Please pick out every line of the items below that contains the string "snowflake" and copy each one. Case matters.
#### Raw records ####
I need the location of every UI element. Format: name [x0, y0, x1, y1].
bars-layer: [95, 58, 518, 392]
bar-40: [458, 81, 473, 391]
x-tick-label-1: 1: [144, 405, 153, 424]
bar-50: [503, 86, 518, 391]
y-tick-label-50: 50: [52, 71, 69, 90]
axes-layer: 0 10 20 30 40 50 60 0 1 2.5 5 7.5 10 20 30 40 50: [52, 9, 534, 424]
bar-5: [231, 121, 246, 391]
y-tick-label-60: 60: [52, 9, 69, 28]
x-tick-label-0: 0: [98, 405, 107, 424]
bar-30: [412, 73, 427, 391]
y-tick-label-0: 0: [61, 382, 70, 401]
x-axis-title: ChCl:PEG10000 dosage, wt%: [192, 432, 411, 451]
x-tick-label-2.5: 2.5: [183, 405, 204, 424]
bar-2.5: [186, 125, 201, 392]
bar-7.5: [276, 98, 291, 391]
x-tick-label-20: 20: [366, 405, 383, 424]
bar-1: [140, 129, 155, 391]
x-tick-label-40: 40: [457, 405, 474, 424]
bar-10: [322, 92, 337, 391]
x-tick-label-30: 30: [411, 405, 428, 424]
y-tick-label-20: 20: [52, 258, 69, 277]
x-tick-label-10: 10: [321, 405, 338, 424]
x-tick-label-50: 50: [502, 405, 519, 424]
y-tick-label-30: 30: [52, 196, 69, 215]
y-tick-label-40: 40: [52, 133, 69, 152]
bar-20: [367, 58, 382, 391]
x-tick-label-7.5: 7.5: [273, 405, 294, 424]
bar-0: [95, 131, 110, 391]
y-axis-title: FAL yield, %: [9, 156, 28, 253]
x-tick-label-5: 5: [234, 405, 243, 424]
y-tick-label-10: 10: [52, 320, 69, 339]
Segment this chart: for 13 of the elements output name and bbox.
####
#### Raw records ####
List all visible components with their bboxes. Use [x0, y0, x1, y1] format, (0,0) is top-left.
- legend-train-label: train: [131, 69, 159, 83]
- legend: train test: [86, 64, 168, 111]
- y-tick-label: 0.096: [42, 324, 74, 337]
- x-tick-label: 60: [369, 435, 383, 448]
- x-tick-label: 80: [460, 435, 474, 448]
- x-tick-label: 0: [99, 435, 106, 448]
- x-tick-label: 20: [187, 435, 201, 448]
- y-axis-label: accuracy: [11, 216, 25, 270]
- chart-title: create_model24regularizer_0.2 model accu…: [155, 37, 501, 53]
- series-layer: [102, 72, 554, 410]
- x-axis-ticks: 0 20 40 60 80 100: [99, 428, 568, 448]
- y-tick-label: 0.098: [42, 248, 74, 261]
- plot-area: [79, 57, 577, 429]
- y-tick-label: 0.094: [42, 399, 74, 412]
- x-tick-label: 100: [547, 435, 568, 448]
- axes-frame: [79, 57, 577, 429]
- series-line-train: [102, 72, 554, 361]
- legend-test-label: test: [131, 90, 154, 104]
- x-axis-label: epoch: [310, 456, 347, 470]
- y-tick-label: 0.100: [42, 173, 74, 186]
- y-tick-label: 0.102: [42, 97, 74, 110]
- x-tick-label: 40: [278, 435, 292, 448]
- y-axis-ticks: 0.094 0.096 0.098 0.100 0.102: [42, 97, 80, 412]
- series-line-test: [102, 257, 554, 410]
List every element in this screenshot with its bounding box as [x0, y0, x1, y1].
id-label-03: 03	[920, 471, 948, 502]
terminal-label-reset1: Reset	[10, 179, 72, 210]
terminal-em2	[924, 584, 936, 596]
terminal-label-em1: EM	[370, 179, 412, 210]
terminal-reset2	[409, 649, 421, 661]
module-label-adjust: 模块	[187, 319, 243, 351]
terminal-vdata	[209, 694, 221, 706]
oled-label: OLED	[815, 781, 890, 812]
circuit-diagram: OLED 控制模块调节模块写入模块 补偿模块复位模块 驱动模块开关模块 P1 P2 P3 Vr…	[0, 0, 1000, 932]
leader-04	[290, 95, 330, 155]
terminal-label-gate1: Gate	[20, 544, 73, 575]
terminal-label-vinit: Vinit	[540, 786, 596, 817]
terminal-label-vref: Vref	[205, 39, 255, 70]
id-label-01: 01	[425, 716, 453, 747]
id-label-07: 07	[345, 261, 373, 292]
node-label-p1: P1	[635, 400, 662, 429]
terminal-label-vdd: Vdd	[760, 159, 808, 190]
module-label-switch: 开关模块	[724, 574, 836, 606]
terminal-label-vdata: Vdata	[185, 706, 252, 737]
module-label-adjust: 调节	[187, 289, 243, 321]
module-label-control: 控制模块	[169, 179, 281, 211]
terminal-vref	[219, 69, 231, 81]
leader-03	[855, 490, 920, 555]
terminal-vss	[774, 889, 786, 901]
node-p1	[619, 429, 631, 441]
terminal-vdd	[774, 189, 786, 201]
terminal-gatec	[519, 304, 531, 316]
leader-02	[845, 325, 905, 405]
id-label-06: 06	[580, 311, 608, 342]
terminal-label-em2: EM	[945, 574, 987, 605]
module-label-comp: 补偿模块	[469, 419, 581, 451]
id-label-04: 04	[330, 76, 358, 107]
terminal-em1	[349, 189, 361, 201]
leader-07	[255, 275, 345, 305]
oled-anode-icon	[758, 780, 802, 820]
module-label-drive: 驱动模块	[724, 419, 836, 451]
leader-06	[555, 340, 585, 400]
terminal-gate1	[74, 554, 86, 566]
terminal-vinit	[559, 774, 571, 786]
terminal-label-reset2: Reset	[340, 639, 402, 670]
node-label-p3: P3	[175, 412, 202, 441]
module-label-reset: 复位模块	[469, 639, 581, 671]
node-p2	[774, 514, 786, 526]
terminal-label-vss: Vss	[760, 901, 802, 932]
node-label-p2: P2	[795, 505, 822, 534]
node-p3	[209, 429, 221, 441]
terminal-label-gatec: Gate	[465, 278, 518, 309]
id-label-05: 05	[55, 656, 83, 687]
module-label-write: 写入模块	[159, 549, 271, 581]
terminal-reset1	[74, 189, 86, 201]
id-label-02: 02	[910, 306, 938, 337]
####
#### Raw records ####
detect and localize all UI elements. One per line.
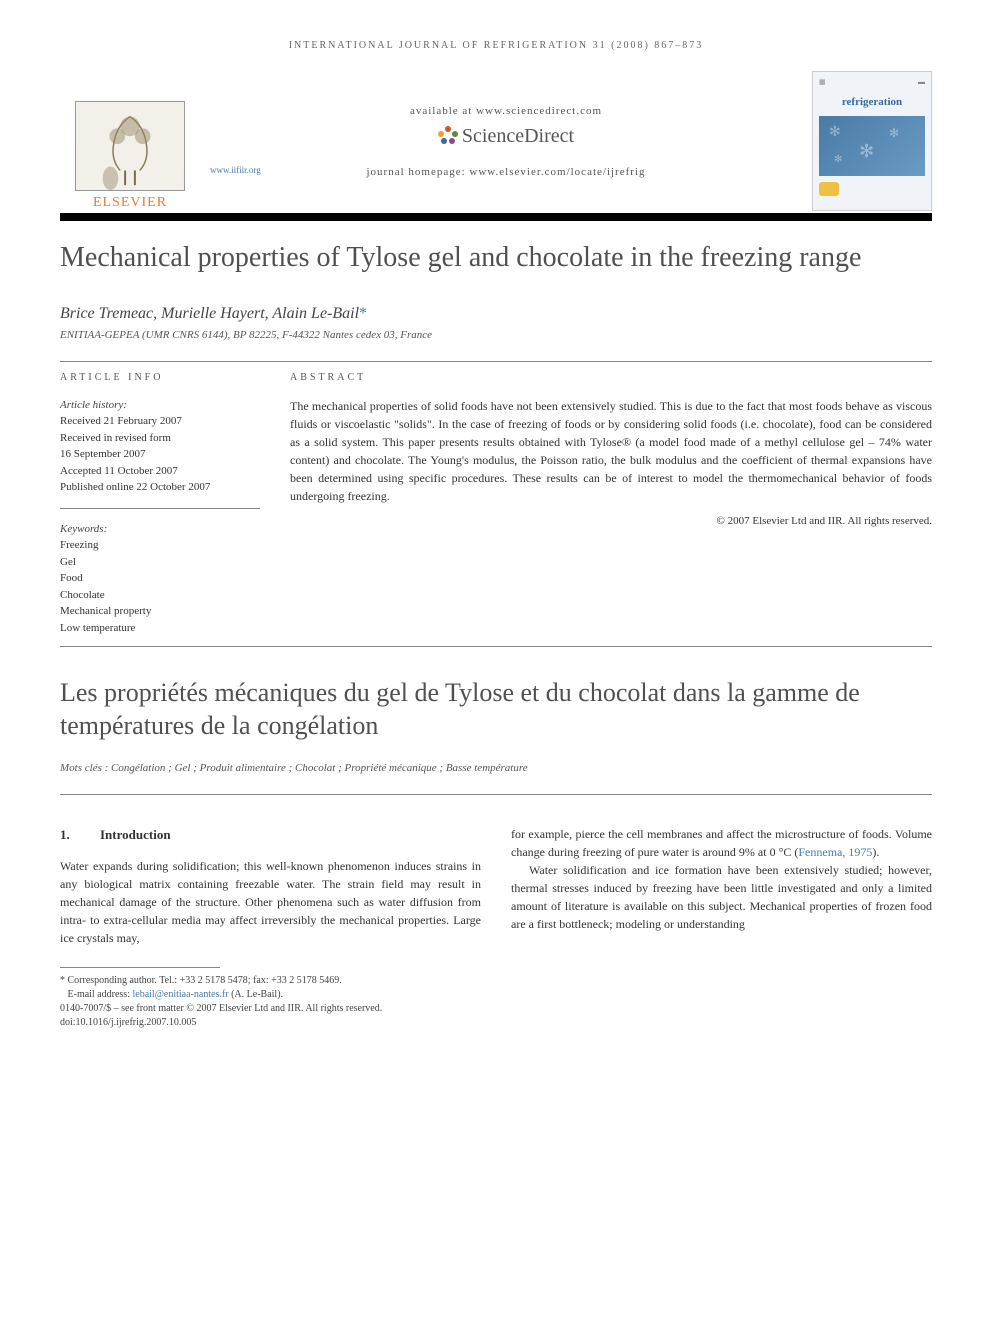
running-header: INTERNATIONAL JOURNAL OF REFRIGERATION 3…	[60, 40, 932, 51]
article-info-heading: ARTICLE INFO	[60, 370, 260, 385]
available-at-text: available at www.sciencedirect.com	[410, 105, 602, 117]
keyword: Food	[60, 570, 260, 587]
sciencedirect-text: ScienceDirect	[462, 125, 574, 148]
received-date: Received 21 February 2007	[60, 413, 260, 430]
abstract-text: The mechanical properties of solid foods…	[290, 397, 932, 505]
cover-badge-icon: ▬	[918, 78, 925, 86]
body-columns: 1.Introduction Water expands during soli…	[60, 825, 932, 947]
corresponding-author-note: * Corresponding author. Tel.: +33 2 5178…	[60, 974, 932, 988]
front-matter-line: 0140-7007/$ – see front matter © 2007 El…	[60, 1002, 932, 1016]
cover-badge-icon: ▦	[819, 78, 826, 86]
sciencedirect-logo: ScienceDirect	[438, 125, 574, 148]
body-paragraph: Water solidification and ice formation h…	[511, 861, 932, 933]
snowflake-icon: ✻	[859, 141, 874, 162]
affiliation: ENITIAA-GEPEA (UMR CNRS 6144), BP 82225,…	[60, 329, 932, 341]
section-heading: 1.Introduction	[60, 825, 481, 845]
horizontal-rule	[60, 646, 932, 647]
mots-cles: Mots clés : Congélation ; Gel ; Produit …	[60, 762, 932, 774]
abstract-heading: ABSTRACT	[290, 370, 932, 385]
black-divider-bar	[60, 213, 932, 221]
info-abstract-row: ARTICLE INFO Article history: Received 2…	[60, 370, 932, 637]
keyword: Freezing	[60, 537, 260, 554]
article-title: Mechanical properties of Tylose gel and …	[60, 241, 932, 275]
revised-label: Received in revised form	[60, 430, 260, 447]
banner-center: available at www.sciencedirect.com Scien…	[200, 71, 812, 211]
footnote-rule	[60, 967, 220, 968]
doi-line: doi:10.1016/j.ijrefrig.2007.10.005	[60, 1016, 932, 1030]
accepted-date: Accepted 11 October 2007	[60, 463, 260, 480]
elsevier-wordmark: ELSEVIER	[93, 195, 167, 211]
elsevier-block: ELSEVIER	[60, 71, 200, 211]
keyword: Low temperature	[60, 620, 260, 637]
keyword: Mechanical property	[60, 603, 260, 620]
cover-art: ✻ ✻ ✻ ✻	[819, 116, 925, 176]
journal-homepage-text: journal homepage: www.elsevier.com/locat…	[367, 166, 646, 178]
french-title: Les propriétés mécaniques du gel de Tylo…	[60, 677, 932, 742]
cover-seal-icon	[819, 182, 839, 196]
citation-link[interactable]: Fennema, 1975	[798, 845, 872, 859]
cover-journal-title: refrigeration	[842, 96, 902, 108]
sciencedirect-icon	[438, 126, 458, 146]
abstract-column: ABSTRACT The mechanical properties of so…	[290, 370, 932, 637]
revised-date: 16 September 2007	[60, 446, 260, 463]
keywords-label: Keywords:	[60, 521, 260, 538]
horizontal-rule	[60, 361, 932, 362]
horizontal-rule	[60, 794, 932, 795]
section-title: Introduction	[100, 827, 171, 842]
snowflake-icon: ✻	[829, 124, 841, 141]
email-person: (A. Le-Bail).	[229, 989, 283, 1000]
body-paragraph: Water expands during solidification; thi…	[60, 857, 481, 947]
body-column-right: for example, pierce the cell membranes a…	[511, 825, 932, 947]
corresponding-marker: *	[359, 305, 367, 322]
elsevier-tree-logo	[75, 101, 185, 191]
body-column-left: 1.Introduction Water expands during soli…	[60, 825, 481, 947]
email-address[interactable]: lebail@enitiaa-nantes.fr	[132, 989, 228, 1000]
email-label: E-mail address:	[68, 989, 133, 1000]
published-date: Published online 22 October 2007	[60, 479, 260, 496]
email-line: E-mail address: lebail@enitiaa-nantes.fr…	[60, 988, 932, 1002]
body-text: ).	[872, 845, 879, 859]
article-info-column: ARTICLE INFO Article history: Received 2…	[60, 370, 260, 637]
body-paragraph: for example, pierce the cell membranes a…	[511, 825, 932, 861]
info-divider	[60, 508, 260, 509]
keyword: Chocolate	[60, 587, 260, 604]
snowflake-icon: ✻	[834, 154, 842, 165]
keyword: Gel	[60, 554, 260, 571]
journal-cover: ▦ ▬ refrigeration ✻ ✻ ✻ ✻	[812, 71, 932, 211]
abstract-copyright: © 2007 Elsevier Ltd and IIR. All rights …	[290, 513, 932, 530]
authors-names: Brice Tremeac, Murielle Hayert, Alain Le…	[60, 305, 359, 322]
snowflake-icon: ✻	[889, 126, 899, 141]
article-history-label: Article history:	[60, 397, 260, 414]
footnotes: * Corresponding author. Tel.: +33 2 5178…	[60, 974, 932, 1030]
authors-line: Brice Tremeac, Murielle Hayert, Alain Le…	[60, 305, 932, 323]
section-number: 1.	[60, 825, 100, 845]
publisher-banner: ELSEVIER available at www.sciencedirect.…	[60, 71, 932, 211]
####
* **Output for this exercise**:
snowflake-icon: ✻	[859, 141, 874, 162]
snowflake-icon: ✻	[829, 124, 841, 141]
snowflake-icon: ✻	[834, 154, 842, 165]
snowflake-icon: ✻	[889, 126, 899, 141]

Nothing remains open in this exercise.